■ EXERCISE DESCRIPTION ■
Please give the count of lines holding the string "title" and nothing besides.

Stored items:
---

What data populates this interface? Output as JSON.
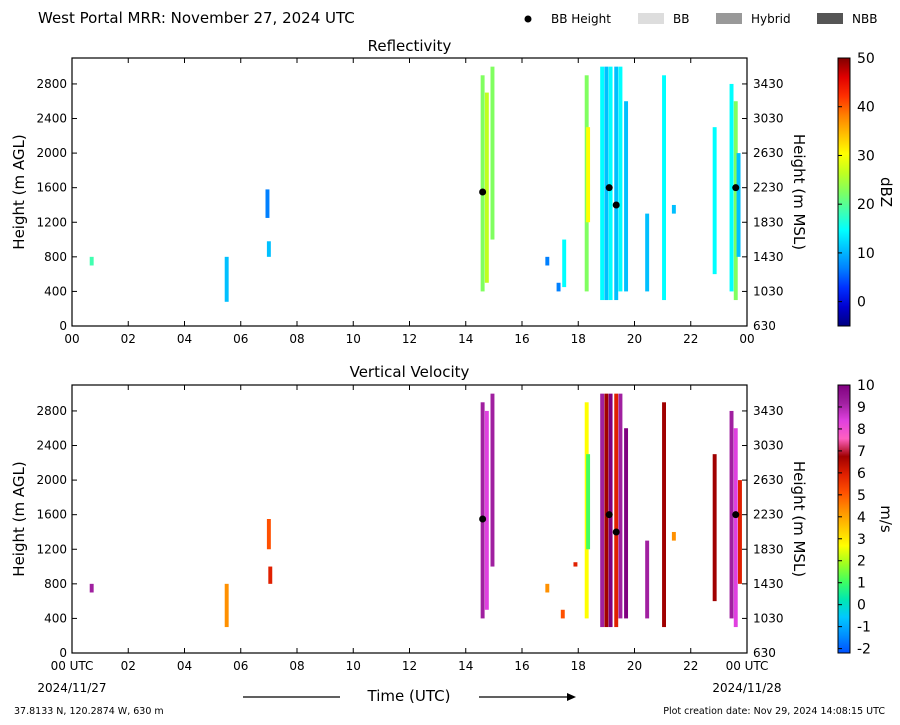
{
  "header": {
    "title": "West Portal MRR:  November 27, 2024 UTC",
    "legend": [
      {
        "label": "BB Height",
        "kind": "dot",
        "color": "#000000"
      },
      {
        "label": "BB",
        "kind": "swatch",
        "color": "#dddddd"
      },
      {
        "label": "Hybrid",
        "kind": "swatch",
        "color": "#999999"
      },
      {
        "label": "NBB",
        "kind": "swatch",
        "color": "#555555"
      }
    ]
  },
  "footer": {
    "coords": "37.8133 N, 120.2874 W, 630 m",
    "creation": "Plot creation date: Nov 29, 2024 14:08:15 UTC",
    "xlabel": "Time (UTC)",
    "date_start": "2024/11/27",
    "date_end": "2024/11/28"
  },
  "colors": {
    "reflectivity_scale": [
      "#000080",
      "#0000d0",
      "#0030ff",
      "#0080ff",
      "#00c0ff",
      "#00ffff",
      "#40ffb0",
      "#80ff60",
      "#c0ff20",
      "#ffff00",
      "#ffc000",
      "#ff8000",
      "#ff3000",
      "#e00000",
      "#800000"
    ],
    "velocity_scale": [
      "#0050ff",
      "#0090ff",
      "#00c8ff",
      "#00e8b0",
      "#40ff60",
      "#a0ff20",
      "#ffff00",
      "#ffc800",
      "#ff9000",
      "#ff5000",
      "#e02000",
      "#a00000",
      "#ff60c0",
      "#e040e0",
      "#a020a0",
      "#800080"
    ]
  },
  "chart_data": [
    {
      "type": "heatmap",
      "title": "Reflectivity",
      "ylabel": "Height (m AGL)",
      "y2label": "Height (m MSL)",
      "colorbar_label": "dBZ",
      "xlim": [
        0,
        24
      ],
      "ylim": [
        0,
        3100
      ],
      "xticks": [
        "00",
        "02",
        "04",
        "06",
        "08",
        "10",
        "12",
        "14",
        "16",
        "18",
        "20",
        "22",
        "00"
      ],
      "yticks": [
        0,
        400,
        800,
        1200,
        1600,
        2000,
        2400,
        2800
      ],
      "y2ticks": [
        "630",
        "1030",
        "1430",
        "1830",
        "2230",
        "2630",
        "3030",
        "3430"
      ],
      "colorbar_range": [
        -5,
        50
      ],
      "colorbar_ticks": [
        0,
        10,
        20,
        30,
        40,
        50
      ],
      "bb_height": [
        {
          "x": 14.6,
          "y": 1550
        },
        {
          "x": 19.1,
          "y": 1600
        },
        {
          "x": 19.35,
          "y": 1400
        },
        {
          "x": 23.6,
          "y": 1600
        }
      ],
      "echo_columns": [
        {
          "x": 0.7,
          "y0": 700,
          "y1": 800,
          "value": 20
        },
        {
          "x": 5.5,
          "y0": 280,
          "y1": 800,
          "value": 10
        },
        {
          "x": 6.95,
          "y0": 1250,
          "y1": 1580,
          "value": 8
        },
        {
          "x": 7.0,
          "y0": 800,
          "y1": 980,
          "value": 12
        },
        {
          "x": 14.6,
          "y0": 400,
          "y1": 2900,
          "value": 22
        },
        {
          "x": 14.75,
          "y0": 500,
          "y1": 2700,
          "value": 28
        },
        {
          "x": 14.95,
          "y0": 1000,
          "y1": 3000,
          "value": 24
        },
        {
          "x": 16.9,
          "y0": 700,
          "y1": 800,
          "value": 8
        },
        {
          "x": 17.3,
          "y0": 400,
          "y1": 500,
          "value": 5
        },
        {
          "x": 17.5,
          "y0": 450,
          "y1": 1000,
          "value": 14
        },
        {
          "x": 18.3,
          "y0": 400,
          "y1": 2900,
          "value": 22
        },
        {
          "x": 18.35,
          "y0": 1200,
          "y1": 2300,
          "value": 30
        },
        {
          "x": 18.85,
          "y0": 300,
          "y1": 3000,
          "value": 14
        },
        {
          "x": 19.0,
          "y0": 300,
          "y1": 3000,
          "value": 12
        },
        {
          "x": 19.15,
          "y0": 300,
          "y1": 3000,
          "value": 16
        },
        {
          "x": 19.35,
          "y0": 300,
          "y1": 3000,
          "value": 12
        },
        {
          "x": 19.5,
          "y0": 400,
          "y1": 3000,
          "value": 14
        },
        {
          "x": 19.7,
          "y0": 400,
          "y1": 2600,
          "value": 12
        },
        {
          "x": 20.45,
          "y0": 400,
          "y1": 1300,
          "value": 10
        },
        {
          "x": 21.05,
          "y0": 300,
          "y1": 2900,
          "value": 13
        },
        {
          "x": 21.4,
          "y0": 1300,
          "y1": 1400,
          "value": 10
        },
        {
          "x": 22.85,
          "y0": 600,
          "y1": 2300,
          "value": 14
        },
        {
          "x": 23.45,
          "y0": 400,
          "y1": 2800,
          "value": 16
        },
        {
          "x": 23.6,
          "y0": 300,
          "y1": 2600,
          "value": 22
        },
        {
          "x": 23.7,
          "y0": 800,
          "y1": 2000,
          "value": 12
        }
      ]
    },
    {
      "type": "heatmap",
      "title": "Vertical Velocity",
      "ylabel": "Height (m AGL)",
      "y2label": "Height (m MSL)",
      "colorbar_label": "m/s",
      "xlim": [
        0,
        24
      ],
      "ylim": [
        0,
        3100
      ],
      "xticks": [
        "00 UTC",
        "02",
        "04",
        "06",
        "08",
        "10",
        "12",
        "14",
        "16",
        "18",
        "20",
        "22",
        "00 UTC"
      ],
      "yticks": [
        0,
        400,
        800,
        1200,
        1600,
        2000,
        2400,
        2800
      ],
      "y2ticks": [
        "630",
        "1030",
        "1430",
        "1830",
        "2230",
        "2630",
        "3030",
        "3430"
      ],
      "colorbar_range": [
        -2.2,
        10
      ],
      "colorbar_ticks": [
        -2,
        -1,
        0,
        1,
        2,
        3,
        4,
        5,
        6,
        7,
        8,
        9,
        10
      ],
      "bb_height": [
        {
          "x": 14.6,
          "y": 1550
        },
        {
          "x": 19.1,
          "y": 1600
        },
        {
          "x": 19.35,
          "y": 1400
        },
        {
          "x": 23.6,
          "y": 1600
        }
      ],
      "echo_columns": [
        {
          "x": 0.7,
          "y0": 700,
          "y1": 800,
          "value": 9
        },
        {
          "x": 5.5,
          "y0": 300,
          "y1": 800,
          "value": 4
        },
        {
          "x": 7.0,
          "y0": 1200,
          "y1": 1550,
          "value": 5
        },
        {
          "x": 7.05,
          "y0": 800,
          "y1": 1000,
          "value": 6
        },
        {
          "x": 14.6,
          "y0": 400,
          "y1": 2900,
          "value": 9
        },
        {
          "x": 14.75,
          "y0": 500,
          "y1": 2800,
          "value": 8
        },
        {
          "x": 14.95,
          "y0": 1000,
          "y1": 3000,
          "value": 9
        },
        {
          "x": 16.9,
          "y0": 700,
          "y1": 800,
          "value": 4
        },
        {
          "x": 17.45,
          "y0": 400,
          "y1": 500,
          "value": 5
        },
        {
          "x": 17.9,
          "y0": 1000,
          "y1": 1050,
          "value": 6
        },
        {
          "x": 18.3,
          "y0": 400,
          "y1": 2900,
          "value": 3
        },
        {
          "x": 18.35,
          "y0": 1200,
          "y1": 2300,
          "value": 1
        },
        {
          "x": 18.85,
          "y0": 300,
          "y1": 3000,
          "value": 9
        },
        {
          "x": 19.0,
          "y0": 300,
          "y1": 3000,
          "value": 7
        },
        {
          "x": 19.15,
          "y0": 300,
          "y1": 3000,
          "value": 10
        },
        {
          "x": 19.35,
          "y0": 300,
          "y1": 3000,
          "value": 6
        },
        {
          "x": 19.5,
          "y0": 400,
          "y1": 3000,
          "value": 9
        },
        {
          "x": 19.7,
          "y0": 400,
          "y1": 2600,
          "value": 10
        },
        {
          "x": 20.45,
          "y0": 400,
          "y1": 1300,
          "value": 9
        },
        {
          "x": 21.05,
          "y0": 300,
          "y1": 2900,
          "value": 7
        },
        {
          "x": 21.4,
          "y0": 1300,
          "y1": 1400,
          "value": 4
        },
        {
          "x": 22.85,
          "y0": 600,
          "y1": 2300,
          "value": 7
        },
        {
          "x": 23.45,
          "y0": 400,
          "y1": 2800,
          "value": 9
        },
        {
          "x": 23.6,
          "y0": 300,
          "y1": 2600,
          "value": 8
        },
        {
          "x": 23.75,
          "y0": 800,
          "y1": 2000,
          "value": 6
        }
      ]
    }
  ]
}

---

■ FULL SOLUTION ■
3